__EXERCISE REQUIREMENTS__:
Return each line holding the string "JSON".

__RECORDED INFORMATION__:
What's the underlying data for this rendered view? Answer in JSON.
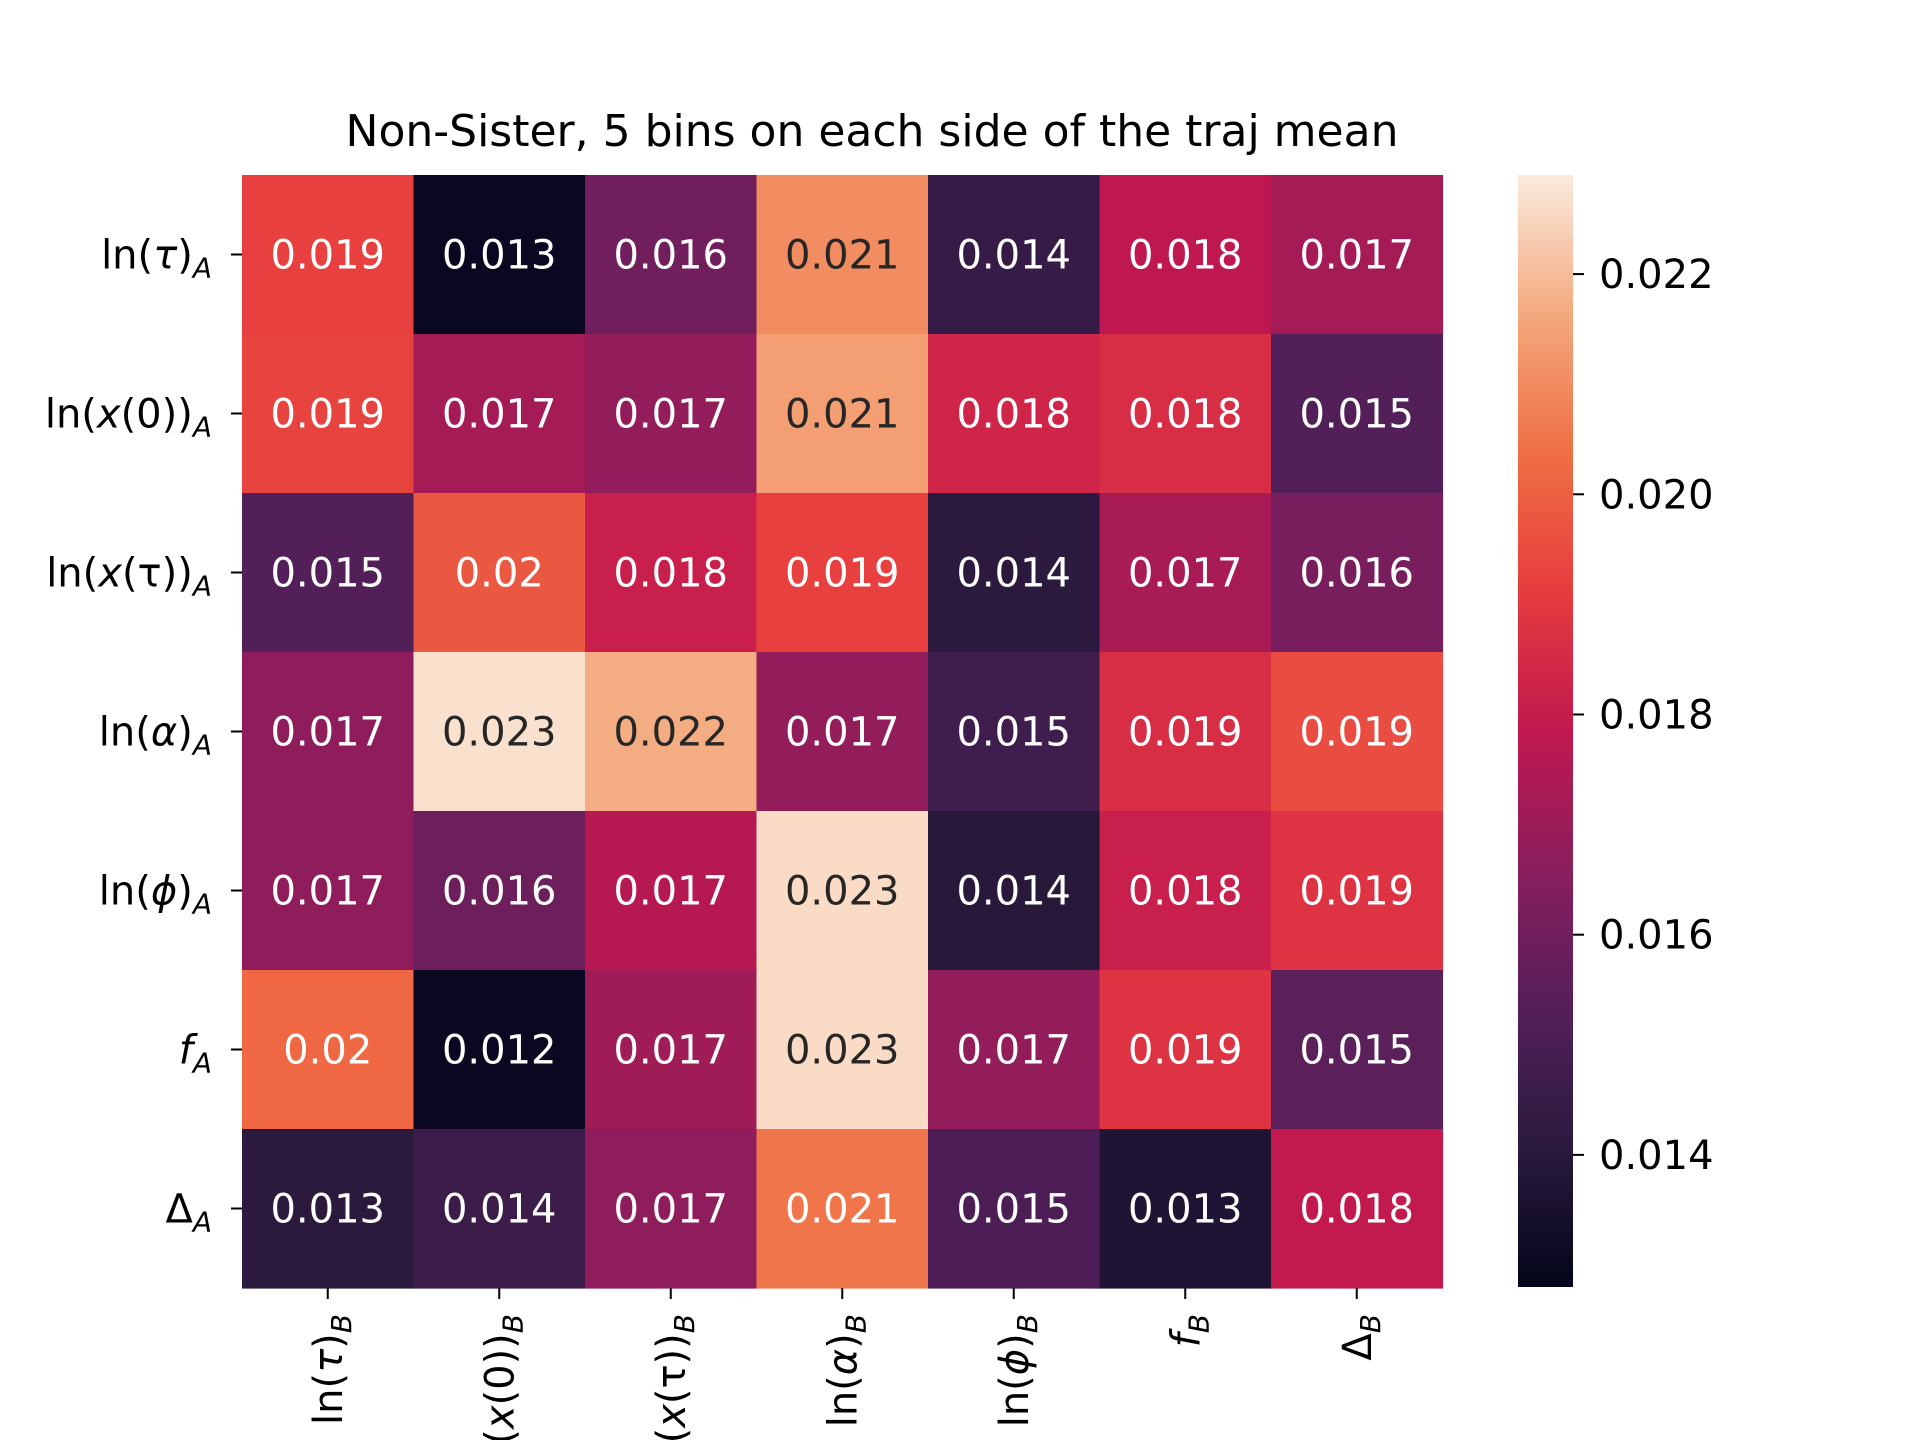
{
  "chart_data": {
    "type": "heatmap",
    "title": "Non-Sister, 5 bins on each side of the traj mean",
    "y_tick_labels": [
      {
        "base": "ln(",
        "sym": "τ",
        "close": ")",
        "sub": "A"
      },
      {
        "base": "ln(",
        "sym": "x",
        "close": "(0))",
        "sub": "A"
      },
      {
        "base": "ln(",
        "sym": "x",
        "close": "(τ))",
        "sub": "A"
      },
      {
        "base": "ln(",
        "sym": "α",
        "close": ")",
        "sub": "A"
      },
      {
        "base": "ln(",
        "sym": "ϕ",
        "close": ")",
        "sub": "A"
      },
      {
        "base": "",
        "sym": "f",
        "close": "",
        "sub": "A"
      },
      {
        "base": "Δ",
        "sym": "",
        "close": "",
        "sub": "A"
      }
    ],
    "x_tick_labels": [
      {
        "base": "ln(",
        "sym": "τ",
        "close": ")",
        "sub": "B"
      },
      {
        "base": "ln(",
        "sym": "x",
        "close": "(0))",
        "sub": "B"
      },
      {
        "base": "ln(",
        "sym": "x",
        "close": "(τ))",
        "sub": "B"
      },
      {
        "base": "ln(",
        "sym": "α",
        "close": ")",
        "sub": "B"
      },
      {
        "base": "ln(",
        "sym": "ϕ",
        "close": ")",
        "sub": "B"
      },
      {
        "base": "",
        "sym": "f",
        "close": "",
        "sub": "B"
      },
      {
        "base": "Δ",
        "sym": "",
        "close": "",
        "sub": "B"
      }
    ],
    "values": [
      [
        0.0192,
        0.013,
        0.016,
        0.021,
        0.0144,
        0.0178,
        0.0172
      ],
      [
        0.0193,
        0.0172,
        0.0168,
        0.0214,
        0.0183,
        0.0186,
        0.0153
      ],
      [
        0.0153,
        0.0198,
        0.0181,
        0.0192,
        0.0141,
        0.0173,
        0.0162
      ],
      [
        0.0167,
        0.0227,
        0.0217,
        0.0168,
        0.0147,
        0.0186,
        0.0195
      ],
      [
        0.0167,
        0.0159,
        0.0176,
        0.0226,
        0.014,
        0.0181,
        0.0188
      ],
      [
        0.0202,
        0.013,
        0.0171,
        0.0226,
        0.0168,
        0.0188,
        0.0155
      ],
      [
        0.0141,
        0.0146,
        0.0167,
        0.0205,
        0.0151,
        0.0137,
        0.0179
      ]
    ],
    "annotations": [
      [
        "0.019",
        "0.013",
        "0.016",
        "0.021",
        "0.014",
        "0.018",
        "0.017"
      ],
      [
        "0.019",
        "0.017",
        "0.017",
        "0.021",
        "0.018",
        "0.018",
        "0.015"
      ],
      [
        "0.015",
        "0.02",
        "0.018",
        "0.019",
        "0.014",
        "0.017",
        "0.016"
      ],
      [
        "0.017",
        "0.023",
        "0.022",
        "0.017",
        "0.015",
        "0.019",
        "0.019"
      ],
      [
        "0.017",
        "0.016",
        "0.017",
        "0.023",
        "0.014",
        "0.018",
        "0.019"
      ],
      [
        "0.02",
        "0.012",
        "0.017",
        "0.023",
        "0.017",
        "0.019",
        "0.015"
      ],
      [
        "0.013",
        "0.014",
        "0.017",
        "0.021",
        "0.015",
        "0.013",
        "0.018"
      ]
    ],
    "vmin": 0.0128,
    "vmax": 0.0229,
    "colormap": "rocket",
    "colorbar_ticks": [
      "0.014",
      "0.016",
      "0.018",
      "0.020",
      "0.022"
    ],
    "colorbar_tick_values": [
      0.014,
      0.016,
      0.018,
      0.02,
      0.022
    ],
    "grid": false,
    "colorbar_position": "right"
  }
}
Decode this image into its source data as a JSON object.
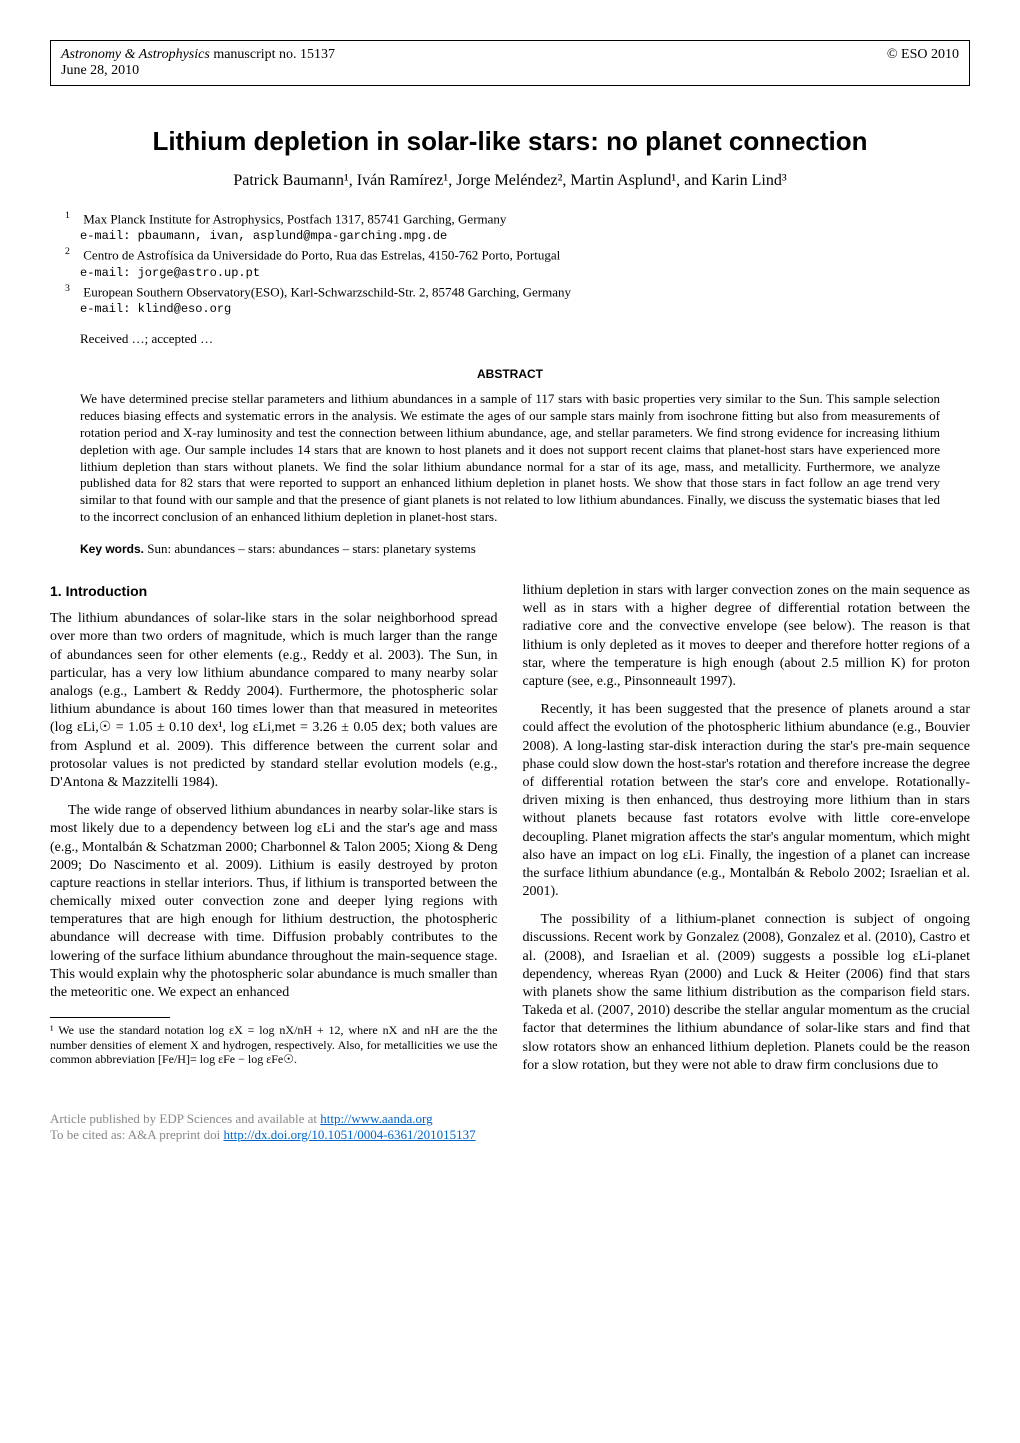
{
  "header": {
    "journal": "Astronomy & Astrophysics",
    "manuscript": " manuscript no. 15137",
    "date": "June 28, 2010",
    "copyright": "© ESO 2010"
  },
  "title": "Lithium depletion in solar-like stars: no planet connection",
  "authors": "Patrick Baumann¹, Iván Ramírez¹, Jorge Meléndez², Martin Asplund¹, and Karin Lind³",
  "affiliations": [
    {
      "num": "1",
      "text": "Max Planck Institute for Astrophysics, Postfach 1317, 85741 Garching, Germany",
      "email": "e-mail: pbaumann, ivan, asplund@mpa-garching.mpg.de"
    },
    {
      "num": "2",
      "text": "Centro de Astrofísica da Universidade do Porto, Rua das Estrelas, 4150-762 Porto, Portugal",
      "email": "e-mail: jorge@astro.up.pt"
    },
    {
      "num": "3",
      "text": "European Southern Observatory(ESO), Karl-Schwarzschild-Str. 2, 85748 Garching, Germany",
      "email": "e-mail: klind@eso.org"
    }
  ],
  "received": "Received …; accepted …",
  "abstract": {
    "header": "ABSTRACT",
    "text": "We have determined precise stellar parameters and lithium abundances in a sample of 117 stars with basic properties very similar to the Sun. This sample selection reduces biasing effects and systematic errors in the analysis. We estimate the ages of our sample stars mainly from isochrone fitting but also from measurements of rotation period and X-ray luminosity and test the connection between lithium abundance, age, and stellar parameters. We find strong evidence for increasing lithium depletion with age. Our sample includes 14 stars that are known to host planets and it does not support recent claims that planet-host stars have experienced more lithium depletion than stars without planets. We find the solar lithium abundance normal for a star of its age, mass, and metallicity. Furthermore, we analyze published data for 82 stars that were reported to support an enhanced lithium depletion in planet hosts. We show that those stars in fact follow an age trend very similar to that found with our sample and that the presence of giant planets is not related to low lithium abundances. Finally, we discuss the systematic biases that led to the incorrect conclusion of an enhanced lithium depletion in planet-host stars."
  },
  "keywords": {
    "label": "Key words.",
    "text": " Sun: abundances – stars: abundances – stars: planetary systems"
  },
  "section1": {
    "header": "1. Introduction",
    "p1": "The lithium abundances of solar-like stars in the solar neighborhood spread over more than two orders of magnitude, which is much larger than the range of abundances seen for other elements (e.g., Reddy et al. 2003). The Sun, in particular, has a very low lithium abundance compared to many nearby solar analogs (e.g., Lambert & Reddy 2004). Furthermore, the photospheric solar lithium abundance is about 160 times lower than that measured in meteorites (log εLi,☉ = 1.05 ± 0.10 dex¹, log εLi,met = 3.26 ± 0.05 dex; both values are from Asplund et al. 2009). This difference between the current solar and protosolar values is not predicted by standard stellar evolution models (e.g., D'Antona & Mazzitelli 1984).",
    "p2": "The wide range of observed lithium abundances in nearby solar-like stars is most likely due to a dependency between log εLi and the star's age and mass (e.g., Montalbán & Schatzman 2000; Charbonnel & Talon 2005; Xiong & Deng 2009; Do Nascimento et al. 2009). Lithium is easily destroyed by proton capture reactions in stellar interiors. Thus, if lithium is transported between the chemically mixed outer convection zone and deeper lying regions with temperatures that are high enough for lithium destruction, the photospheric abundance will decrease with time. Diffusion probably contributes to the lowering of the surface lithium abundance throughout the main-sequence stage. This would explain why the photospheric solar abundance is much smaller than the meteoritic one. We expect an enhanced",
    "p3": "lithium depletion in stars with larger convection zones on the main sequence as well as in stars with a higher degree of differential rotation between the radiative core and the convective envelope (see below). The reason is that lithium is only depleted as it moves to deeper and therefore hotter regions of a star, where the temperature is high enough (about 2.5 million K) for proton capture (see, e.g., Pinsonneault 1997).",
    "p4": "Recently, it has been suggested that the presence of planets around a star could affect the evolution of the photospheric lithium abundance (e.g., Bouvier 2008). A long-lasting star-disk interaction during the star's pre-main sequence phase could slow down the host-star's rotation and therefore increase the degree of differential rotation between the star's core and envelope. Rotationally-driven mixing is then enhanced, thus destroying more lithium than in stars without planets because fast rotators evolve with little core-envelope decoupling. Planet migration affects the star's angular momentum, which might also have an impact on log εLi. Finally, the ingestion of a planet can increase the surface lithium abundance (e.g., Montalbán & Rebolo 2002; Israelian et al. 2001).",
    "p5": "The possibility of a lithium-planet connection is subject of ongoing discussions. Recent work by Gonzalez (2008), Gonzalez et al. (2010), Castro et al. (2008), and Israelian et al. (2009) suggests a possible log εLi-planet dependency, whereas Ryan (2000) and Luck & Heiter (2006) find that stars with planets show the same lithium distribution as the comparison field stars. Takeda et al. (2007, 2010) describe the stellar angular momentum as the crucial factor that determines the lithium abundance of solar-like stars and find that slow rotators show an enhanced lithium depletion. Planets could be the reason for a slow rotation, but they were not able to draw firm conclusions due to"
  },
  "footnote": "¹ We use the standard notation log εX = log nX/nH + 12, where nX and nH are the the number densities of element X and hydrogen, respectively. Also, for metallicities we use the common abbreviation [Fe/H]= log εFe − log εFe☉.",
  "footer": {
    "line1": "Article published by EDP Sciences and available at ",
    "link1": "http://www.aanda.org",
    "line2": "To be cited as: A&A preprint doi ",
    "link2": "http://dx.doi.org/10.1051/0004-6361/201015137"
  }
}
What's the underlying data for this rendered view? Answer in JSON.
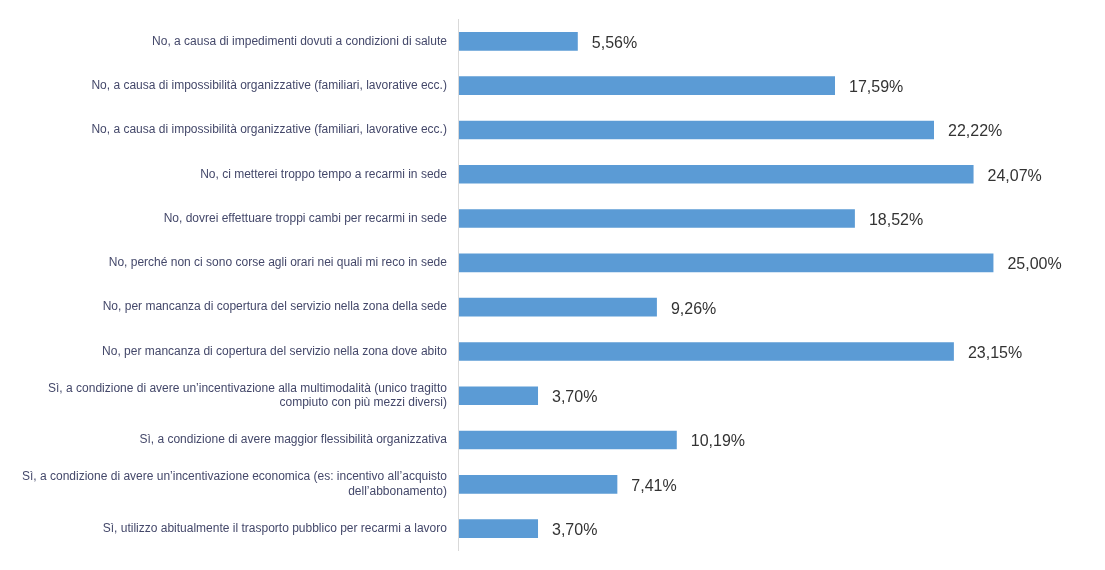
{
  "chart_data": {
    "type": "bar",
    "orientation": "horizontal",
    "categories": [
      "No, a causa di impedimenti dovuti a condizioni di salute",
      "No, a causa di impossibilità organizzative (familiari, lavorative ecc.)",
      "No, a causa di impossibilità organizzative (familiari, lavorative ecc.)",
      "No, ci metterei troppo tempo a recarmi in sede",
      "No, dovrei effettuare troppi cambi per recarmi in sede",
      "No, perché non ci sono corse agli orari nei quali mi reco in sede",
      "No, per mancanza di copertura del servizio nella zona della sede",
      "No, per mancanza di copertura del servizio nella zona dove abito",
      "Sì, a condizione di avere un’incentivazione alla multimodalità (unico tragitto compiuto con più mezzi diversi)",
      "Sì, a condizione di avere maggior flessibilità organizzativa",
      "Sì, a condizione di avere un’incentivazione economica (es: incentivo all’acquisto dell’abbonamento)",
      "Sì, utilizzo abitualmente il trasporto pubblico per recarmi a lavoro"
    ],
    "values": [
      5.56,
      17.59,
      22.22,
      24.07,
      18.52,
      25.0,
      9.26,
      23.15,
      3.7,
      10.19,
      7.41,
      3.7
    ],
    "value_labels": [
      "5,56%",
      "17,59%",
      "22,22%",
      "24,07%",
      "18,52%",
      "25,00%",
      "9,26%",
      "23,15%",
      "3,70%",
      "10,19%",
      "7,41%",
      "3,70%"
    ],
    "color": "#5b9bd5",
    "grid": false,
    "legend": false
  }
}
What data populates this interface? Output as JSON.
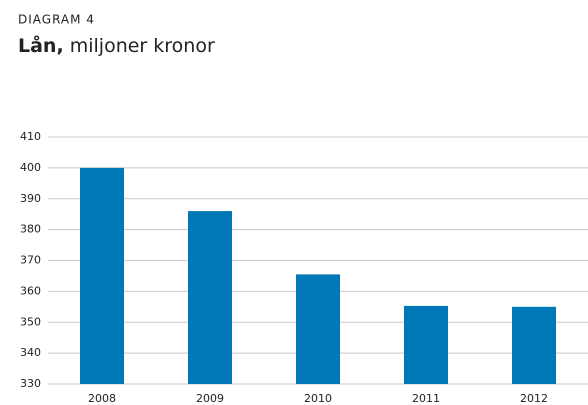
{
  "chart_data": {
    "type": "bar",
    "label": "DIAGRAM 4",
    "title": "Lån,",
    "unit": "miljoner kronor",
    "categories": [
      "2008",
      "2009",
      "2010",
      "2011",
      "2012"
    ],
    "values": [
      400,
      386,
      365.5,
      355.3,
      355
    ],
    "color": "#0077b6",
    "ylim": [
      330,
      410
    ],
    "yticks": [
      330,
      340,
      350,
      360,
      370,
      380,
      390,
      400,
      410
    ],
    "grid": true
  }
}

__OUTPUT OF THE EXERCISE__:
What's the underlying data for this rendered view? Answer in JSON.
Decode this image into its source data as a JSON object.
What's the underlying data for this rendered view? Answer in JSON.
What data populates this interface? Output as JSON.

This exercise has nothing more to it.